**PROBLEM STATEMENT**
Search the data below for the word "Yesterday" and copy each line that holds it.

**SOURCE DATA**
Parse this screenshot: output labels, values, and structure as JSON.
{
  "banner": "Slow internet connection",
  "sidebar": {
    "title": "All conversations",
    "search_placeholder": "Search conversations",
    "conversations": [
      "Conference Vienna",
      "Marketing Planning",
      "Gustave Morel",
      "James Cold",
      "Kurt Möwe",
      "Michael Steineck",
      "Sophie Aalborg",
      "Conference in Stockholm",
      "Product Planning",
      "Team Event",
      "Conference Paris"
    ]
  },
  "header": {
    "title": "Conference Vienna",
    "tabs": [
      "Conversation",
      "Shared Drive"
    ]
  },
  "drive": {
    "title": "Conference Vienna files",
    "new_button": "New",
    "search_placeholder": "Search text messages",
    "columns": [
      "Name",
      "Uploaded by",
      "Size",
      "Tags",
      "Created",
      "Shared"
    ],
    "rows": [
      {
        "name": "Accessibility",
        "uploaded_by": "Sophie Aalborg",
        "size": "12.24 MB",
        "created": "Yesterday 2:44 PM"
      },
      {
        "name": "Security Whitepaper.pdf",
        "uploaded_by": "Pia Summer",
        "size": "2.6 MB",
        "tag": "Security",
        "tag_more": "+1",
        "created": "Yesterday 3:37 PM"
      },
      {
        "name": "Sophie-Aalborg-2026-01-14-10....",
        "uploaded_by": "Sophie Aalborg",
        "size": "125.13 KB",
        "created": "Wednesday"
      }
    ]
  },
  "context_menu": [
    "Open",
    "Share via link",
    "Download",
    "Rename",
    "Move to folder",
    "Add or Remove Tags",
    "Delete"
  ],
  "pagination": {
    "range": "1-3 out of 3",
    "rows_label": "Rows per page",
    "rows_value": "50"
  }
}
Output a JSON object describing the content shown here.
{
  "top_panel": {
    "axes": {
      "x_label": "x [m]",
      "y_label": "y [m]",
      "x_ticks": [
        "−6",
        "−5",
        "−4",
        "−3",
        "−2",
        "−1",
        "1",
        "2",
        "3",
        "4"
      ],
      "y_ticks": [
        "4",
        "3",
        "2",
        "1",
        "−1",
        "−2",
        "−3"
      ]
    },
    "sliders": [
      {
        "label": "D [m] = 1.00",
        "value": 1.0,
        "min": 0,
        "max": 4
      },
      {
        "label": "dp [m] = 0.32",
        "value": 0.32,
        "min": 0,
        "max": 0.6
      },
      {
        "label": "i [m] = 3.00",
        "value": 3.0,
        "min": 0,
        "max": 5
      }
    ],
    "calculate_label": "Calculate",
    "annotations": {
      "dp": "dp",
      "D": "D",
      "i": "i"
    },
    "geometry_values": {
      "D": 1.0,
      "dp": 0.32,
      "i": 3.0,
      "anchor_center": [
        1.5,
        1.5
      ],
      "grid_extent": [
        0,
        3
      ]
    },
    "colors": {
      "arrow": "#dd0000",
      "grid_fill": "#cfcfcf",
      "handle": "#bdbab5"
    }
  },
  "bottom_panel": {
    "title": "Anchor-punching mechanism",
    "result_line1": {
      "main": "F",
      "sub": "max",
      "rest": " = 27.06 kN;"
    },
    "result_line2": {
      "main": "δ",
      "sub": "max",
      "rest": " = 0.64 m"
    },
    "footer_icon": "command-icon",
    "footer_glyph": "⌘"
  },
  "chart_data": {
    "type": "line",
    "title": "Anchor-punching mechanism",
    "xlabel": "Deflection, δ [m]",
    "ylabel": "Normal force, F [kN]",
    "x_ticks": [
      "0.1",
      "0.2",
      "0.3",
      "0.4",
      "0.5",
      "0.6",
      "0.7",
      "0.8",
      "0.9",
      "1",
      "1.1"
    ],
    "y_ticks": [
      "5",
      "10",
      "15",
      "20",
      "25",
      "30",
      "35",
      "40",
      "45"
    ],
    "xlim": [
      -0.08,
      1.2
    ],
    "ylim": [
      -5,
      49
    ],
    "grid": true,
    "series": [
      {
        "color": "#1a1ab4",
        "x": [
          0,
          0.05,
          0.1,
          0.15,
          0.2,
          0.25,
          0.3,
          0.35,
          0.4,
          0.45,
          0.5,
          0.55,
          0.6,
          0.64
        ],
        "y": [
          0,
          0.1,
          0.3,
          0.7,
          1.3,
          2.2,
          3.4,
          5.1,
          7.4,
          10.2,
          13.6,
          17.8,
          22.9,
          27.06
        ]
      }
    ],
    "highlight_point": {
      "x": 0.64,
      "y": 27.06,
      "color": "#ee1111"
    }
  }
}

**CORRECT RESULT**
        "created": "Yesterday 2:44 PM"
        "created": "Yesterday 3:37 PM"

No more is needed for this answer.